Stored data
■ ■ ■ ■ ■
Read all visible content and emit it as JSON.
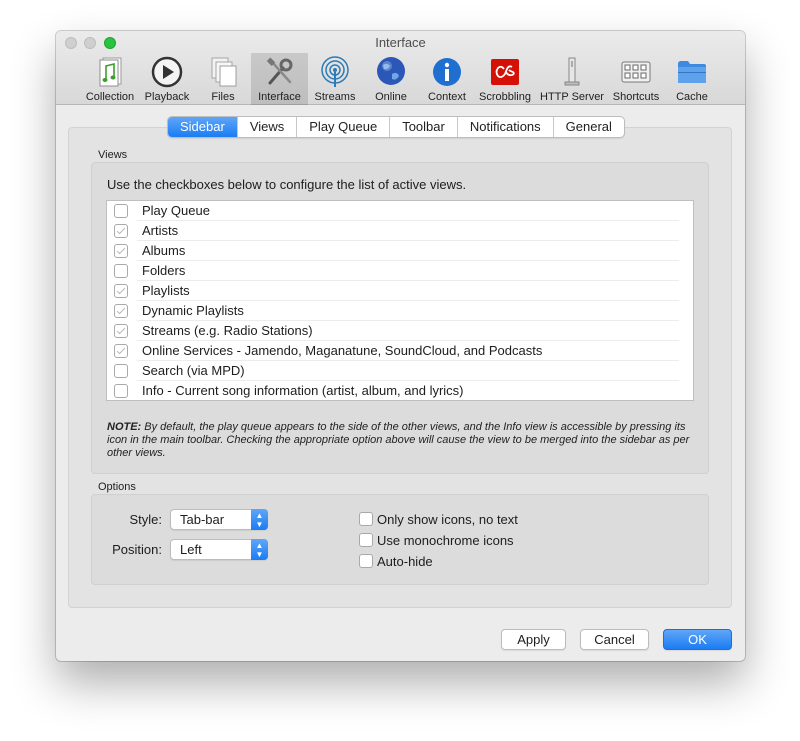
{
  "window": {
    "title": "Interface"
  },
  "toolbar": {
    "items": [
      {
        "label": "Collection",
        "icon": "collection-icon"
      },
      {
        "label": "Playback",
        "icon": "playback-icon"
      },
      {
        "label": "Files",
        "icon": "files-icon"
      },
      {
        "label": "Interface",
        "icon": "interface-icon",
        "selected": true
      },
      {
        "label": "Streams",
        "icon": "streams-icon"
      },
      {
        "label": "Online",
        "icon": "online-icon"
      },
      {
        "label": "Context",
        "icon": "context-icon"
      },
      {
        "label": "Scrobbling",
        "icon": "scrobbling-icon"
      },
      {
        "label": "HTTP Server",
        "icon": "http-server-icon"
      },
      {
        "label": "Shortcuts",
        "icon": "shortcuts-icon"
      },
      {
        "label": "Cache",
        "icon": "cache-icon"
      }
    ]
  },
  "tabs": [
    {
      "label": "Sidebar",
      "active": true
    },
    {
      "label": "Views"
    },
    {
      "label": "Play Queue"
    },
    {
      "label": "Toolbar"
    },
    {
      "label": "Notifications"
    },
    {
      "label": "General"
    }
  ],
  "views": {
    "group_label": "Views",
    "intro": "Use the checkboxes below to configure the list of active views.",
    "items": [
      {
        "label": "Play Queue",
        "checked": false
      },
      {
        "label": "Artists",
        "checked": true
      },
      {
        "label": "Albums",
        "checked": true
      },
      {
        "label": "Folders",
        "checked": false
      },
      {
        "label": "Playlists",
        "checked": true
      },
      {
        "label": "Dynamic Playlists",
        "checked": true
      },
      {
        "label": "Streams (e.g. Radio Stations)",
        "checked": true
      },
      {
        "label": "Online Services - Jamendo, Maganatune, SoundCloud, and Podcasts",
        "checked": true
      },
      {
        "label": "Search (via MPD)",
        "checked": false
      },
      {
        "label": "Info - Current song information (artist, album, and lyrics)",
        "checked": false
      }
    ],
    "note_prefix": "NOTE:",
    "note_text": " By default, the play queue appears to the side of the other views, and the Info view is accessible by pressing its icon in the main toolbar. Checking the appropriate option above will cause the view to be merged into the sidebar as per other views."
  },
  "options": {
    "group_label": "Options",
    "style_label": "Style:",
    "style_value": "Tab-bar",
    "position_label": "Position:",
    "position_value": "Left",
    "checks": [
      {
        "label": "Only show icons, no text",
        "checked": false
      },
      {
        "label": "Use monochrome icons",
        "checked": false
      },
      {
        "label": "Auto-hide",
        "checked": false
      }
    ]
  },
  "buttons": {
    "apply": "Apply",
    "cancel": "Cancel",
    "ok": "OK"
  },
  "colors": {
    "accent": "#1b7cf3",
    "zoom": "#29c33f"
  }
}
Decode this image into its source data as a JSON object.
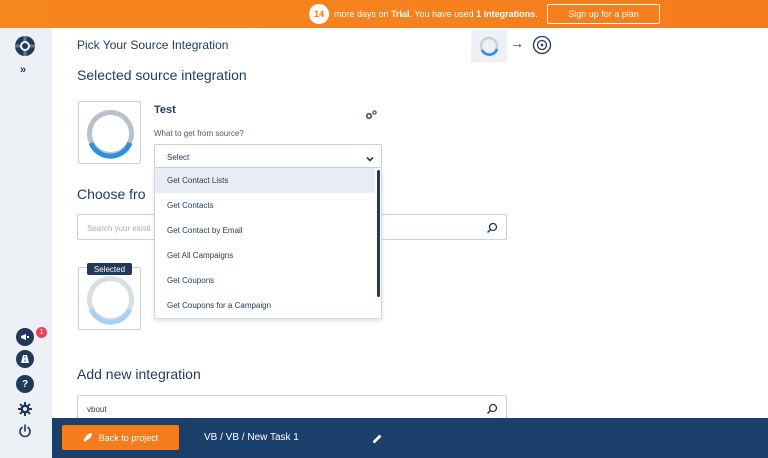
{
  "banner": {
    "days": "14",
    "msg_pre": "more days on ",
    "trial_word": "Trial",
    "msg_mid": ". You have used ",
    "used_count": "1 integrations",
    "msg_end": ".",
    "signup_label": "Sign up for a plan"
  },
  "sidebar": {
    "expand_icon": "»",
    "notification_count": "1"
  },
  "header": {
    "title": "Pick Your Source Integration",
    "step_arrow": "→"
  },
  "selected_section": {
    "heading": "Selected source integration",
    "name": "Test",
    "get_label": "What to get from source?",
    "select_value": "Select",
    "options": [
      "Get Contact Lists",
      "Get Contacts",
      "Get Contact by Email",
      "Get All Campaigns",
      "Get Coupons",
      "Get Coupons for a Campaign"
    ]
  },
  "choose_section": {
    "heading_visible": "Choose fro",
    "search_placeholder": "Search your existi",
    "selected_badge": "Selected"
  },
  "add_section": {
    "heading": "Add new integration",
    "search_value": "vbout"
  },
  "bottom": {
    "back_label": "Back to project",
    "breadcrumb": "VB / VB / New Task 1"
  },
  "colors": {
    "accent_orange": "#f57c1d",
    "navy": "#1f3a5a",
    "bottom_bar": "#1a3f6b",
    "notif_red": "#e4465b"
  }
}
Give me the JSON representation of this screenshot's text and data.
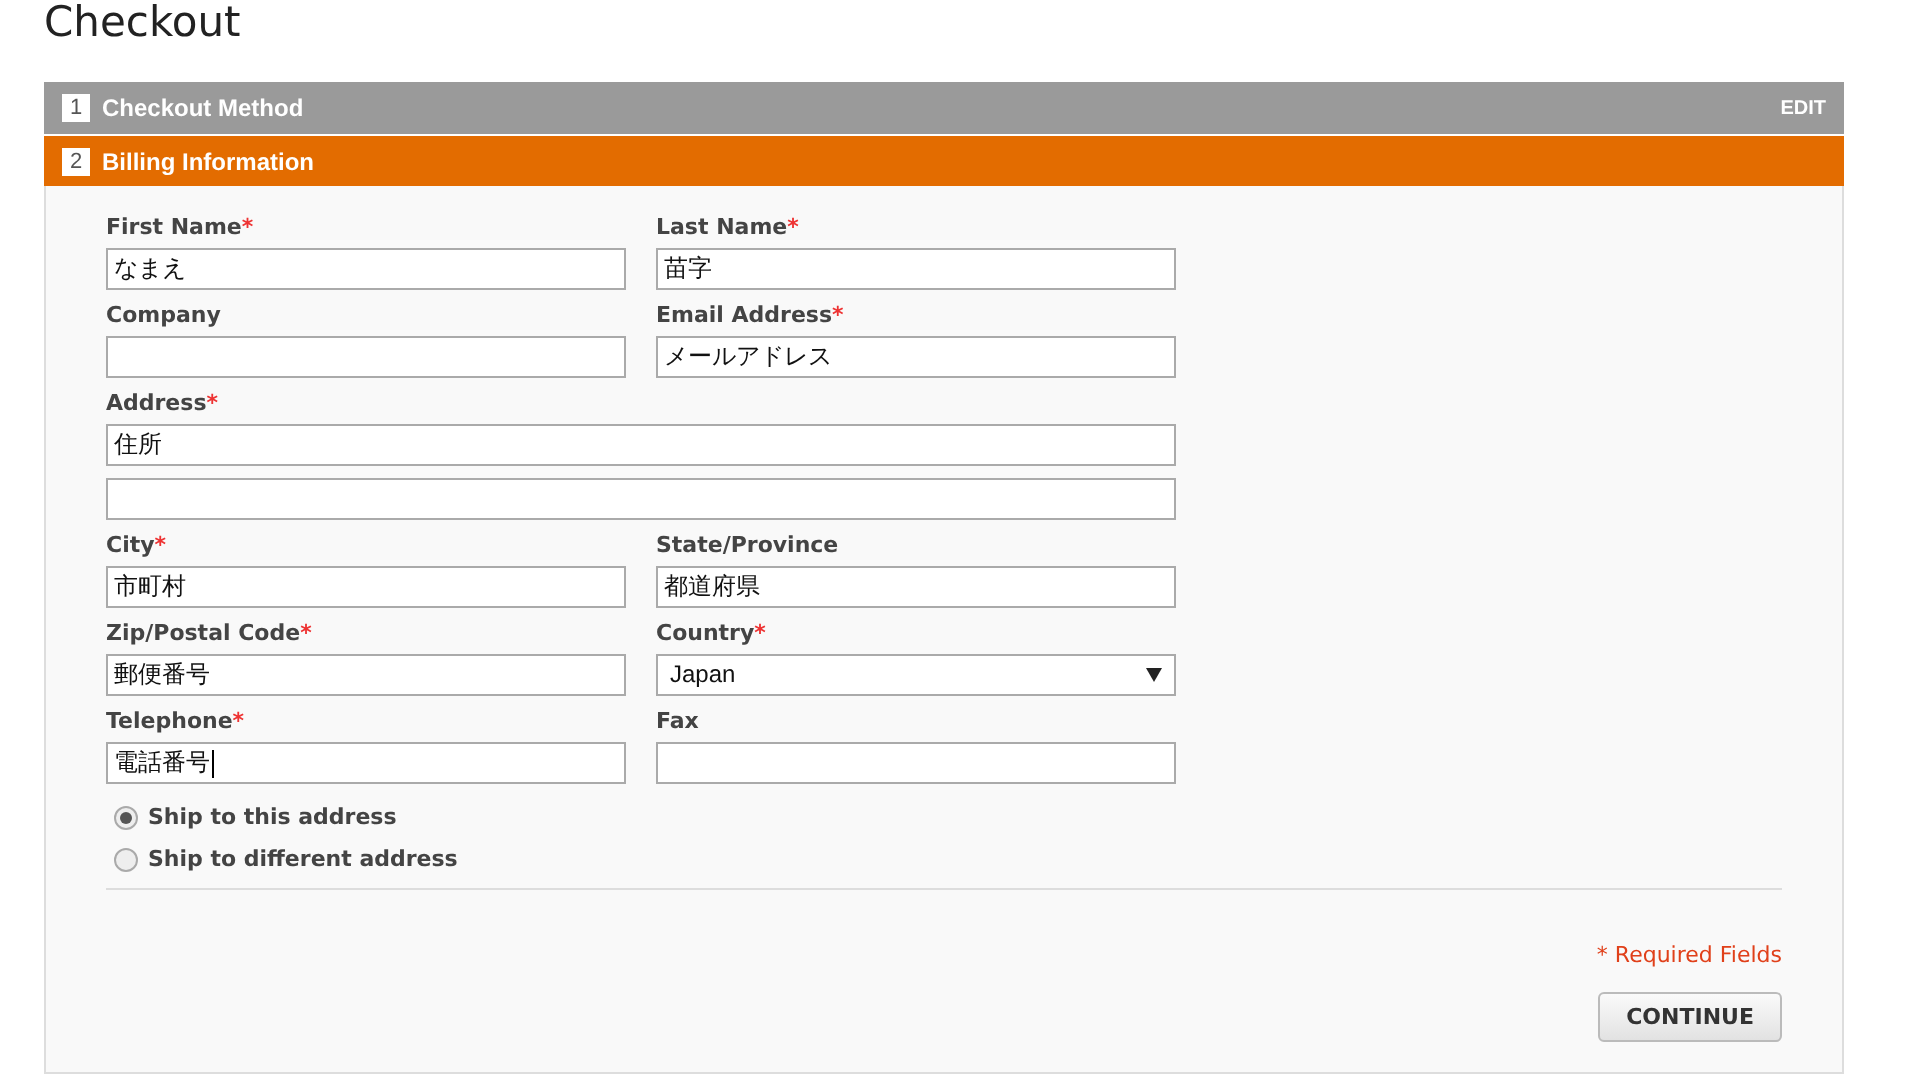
{
  "title": "Checkout",
  "steps": [
    {
      "number": "1",
      "title": "Checkout Method",
      "selected": false,
      "action": "EDIT"
    },
    {
      "number": "2",
      "title": "Billing Information",
      "selected": true
    }
  ],
  "rows": [
    {
      "fields": [
        {
          "kind": "text",
          "label": "First Name",
          "required_mark": "*",
          "value": "なまえ",
          "focused": false
        },
        {
          "kind": "text",
          "label": "Last Name",
          "required_mark": "*",
          "value": "苗字",
          "focused": false
        }
      ]
    },
    {
      "fields": [
        {
          "kind": "text",
          "label": "Company",
          "focused": false
        },
        {
          "kind": "text",
          "label": "Email Address",
          "required_mark": "*",
          "value": "メールアドレス",
          "focused": false
        }
      ]
    },
    {
      "fields": [
        {
          "kind": "address",
          "label": "Address",
          "required_mark": "*",
          "value": "住所",
          "focused": false
        }
      ]
    },
    {
      "fields": [
        {
          "kind": "text",
          "label": "City",
          "required_mark": "*",
          "value": "市町村",
          "focused": false
        },
        {
          "kind": "text",
          "label": "State/Province",
          "value": "都道府県",
          "focused": false
        }
      ]
    },
    {
      "fields": [
        {
          "kind": "text",
          "label": "Zip/Postal Code",
          "required_mark": "*",
          "value": "郵便番号",
          "focused": false
        },
        {
          "kind": "select",
          "label": "Country",
          "required_mark": "*",
          "value": "Japan"
        }
      ]
    },
    {
      "fields": [
        {
          "kind": "text",
          "label": "Telephone",
          "required_mark": "*",
          "value": "電話番号",
          "focused": true
        },
        {
          "kind": "text",
          "label": "Fax",
          "focused": false
        }
      ]
    }
  ],
  "shipping_options": [
    {
      "label": "Ship to this address",
      "selected": true
    },
    {
      "label": "Ship to different address",
      "selected": false
    }
  ],
  "required_note": "* Required Fields",
  "continue_button": "CONTINUE"
}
■ ■ ■ ■ ■
■ **THE TASK**
Repeat all the data as it stands, dropping any images it holds.

■ **TASK RESPONSE**
Read all visible content and emit it as JSON.
{
  "window": {
    "title": "Interface"
  },
  "toolbar": {
    "items": [
      {
        "label": "Collection",
        "icon": "collection-icon"
      },
      {
        "label": "Playback",
        "icon": "playback-icon"
      },
      {
        "label": "Files",
        "icon": "files-icon"
      },
      {
        "label": "Interface",
        "icon": "interface-icon",
        "selected": true
      },
      {
        "label": "Streams",
        "icon": "streams-icon"
      },
      {
        "label": "Online",
        "icon": "online-icon"
      },
      {
        "label": "Context",
        "icon": "context-icon"
      },
      {
        "label": "Scrobbling",
        "icon": "scrobbling-icon"
      },
      {
        "label": "HTTP Server",
        "icon": "http-server-icon"
      },
      {
        "label": "Shortcuts",
        "icon": "shortcuts-icon"
      },
      {
        "label": "Cache",
        "icon": "cache-icon"
      }
    ]
  },
  "tabs": [
    {
      "label": "Sidebar",
      "active": true
    },
    {
      "label": "Views"
    },
    {
      "label": "Play Queue"
    },
    {
      "label": "Toolbar"
    },
    {
      "label": "Notifications"
    },
    {
      "label": "General"
    }
  ],
  "views": {
    "group_label": "Views",
    "intro": "Use the checkboxes below to configure the list of active views.",
    "items": [
      {
        "label": "Play Queue",
        "checked": false
      },
      {
        "label": "Artists",
        "checked": true
      },
      {
        "label": "Albums",
        "checked": true
      },
      {
        "label": "Folders",
        "checked": false
      },
      {
        "label": "Playlists",
        "checked": true
      },
      {
        "label": "Dynamic Playlists",
        "checked": true
      },
      {
        "label": "Streams (e.g. Radio Stations)",
        "checked": true
      },
      {
        "label": "Online Services - Jamendo, Maganatune, SoundCloud, and Podcasts",
        "checked": true
      },
      {
        "label": "Search (via MPD)",
        "checked": false
      },
      {
        "label": "Info - Current song information (artist, album, and lyrics)",
        "checked": false
      }
    ],
    "note_prefix": "NOTE:",
    "note_text": " By default, the play queue appears to the side of the other views, and the Info view is accessible by pressing its icon in the main toolbar. Checking the appropriate option above will cause the view to be merged into the sidebar as per other views."
  },
  "options": {
    "group_label": "Options",
    "style_label": "Style:",
    "style_value": "Tab-bar",
    "position_label": "Position:",
    "position_value": "Left",
    "checks": [
      {
        "label": "Only show icons, no text",
        "checked": false
      },
      {
        "label": "Use monochrome icons",
        "checked": false
      },
      {
        "label": "Auto-hide",
        "checked": false
      }
    ]
  },
  "buttons": {
    "apply": "Apply",
    "cancel": "Cancel",
    "ok": "OK"
  },
  "colors": {
    "accent": "#1b7cf3",
    "zoom": "#29c33f"
  }
}
Decode this image into its source data as a JSON object.
{
  "banner": {
    "days": "14",
    "msg_pre": "more days on ",
    "trial_word": "Trial",
    "msg_mid": ". You have used ",
    "used_count": "1 integrations",
    "msg_end": ".",
    "signup_label": "Sign up for a plan"
  },
  "sidebar": {
    "expand_icon": "»",
    "notification_count": "1"
  },
  "header": {
    "title": "Pick Your Source Integration",
    "step_arrow": "→"
  },
  "selected_section": {
    "heading": "Selected source integration",
    "name": "Test",
    "get_label": "What to get from source?",
    "select_value": "Select",
    "options": [
      "Get Contact Lists",
      "Get Contacts",
      "Get Contact by Email",
      "Get All Campaigns",
      "Get Coupons",
      "Get Coupons for a Campaign"
    ]
  },
  "choose_section": {
    "heading_visible": "Choose fro",
    "search_placeholder": "Search your existi",
    "selected_badge": "Selected"
  },
  "add_section": {
    "heading": "Add new integration",
    "search_value": "vbout"
  },
  "bottom": {
    "back_label": "Back to project",
    "breadcrumb": "VB / VB / New Task 1"
  },
  "colors": {
    "accent_orange": "#f57c1d",
    "navy": "#1f3a5a",
    "bottom_bar": "#1a3f6b",
    "notif_red": "#e4465b"
  }
}
Give me the JSON representation of this screenshot's text and data.
{
  "title": "Checkout",
  "steps": [
    {
      "number": "1",
      "title": "Checkout Method",
      "selected": false,
      "action": "EDIT"
    },
    {
      "number": "2",
      "title": "Billing Information",
      "selected": true
    }
  ],
  "rows": [
    {
      "fields": [
        {
          "kind": "text",
          "label": "First Name",
          "required_mark": "*",
          "value": "なまえ",
          "focused": false
        },
        {
          "kind": "text",
          "label": "Last Name",
          "required_mark": "*",
          "value": "苗字",
          "focused": false
        }
      ]
    },
    {
      "fields": [
        {
          "kind": "text",
          "label": "Company",
          "focused": false
        },
        {
          "kind": "text",
          "label": "Email Address",
          "required_mark": "*",
          "value": "メールアドレス",
          "focused": false
        }
      ]
    },
    {
      "fields": [
        {
          "kind": "address",
          "label": "Address",
          "required_mark": "*",
          "value": "住所",
          "focused": false
        }
      ]
    },
    {
      "fields": [
        {
          "kind": "text",
          "label": "City",
          "required_mark": "*",
          "value": "市町村",
          "focused": false
        },
        {
          "kind": "text",
          "label": "State/Province",
          "value": "都道府県",
          "focused": false
        }
      ]
    },
    {
      "fields": [
        {
          "kind": "text",
          "label": "Zip/Postal Code",
          "required_mark": "*",
          "value": "郵便番号",
          "focused": false
        },
        {
          "kind": "select",
          "label": "Country",
          "required_mark": "*",
          "value": "Japan"
        }
      ]
    },
    {
      "fields": [
        {
          "kind": "text",
          "label": "Telephone",
          "required_mark": "*",
          "value": "電話番号",
          "focused": true
        },
        {
          "kind": "text",
          "label": "Fax",
          "focused": false
        }
      ]
    }
  ],
  "shipping_options": [
    {
      "label": "Ship to this address",
      "selected": true
    },
    {
      "label": "Ship to different address",
      "selected": false
    }
  ],
  "required_note": "* Required Fields",
  "continue_button": "CONTINUE"
}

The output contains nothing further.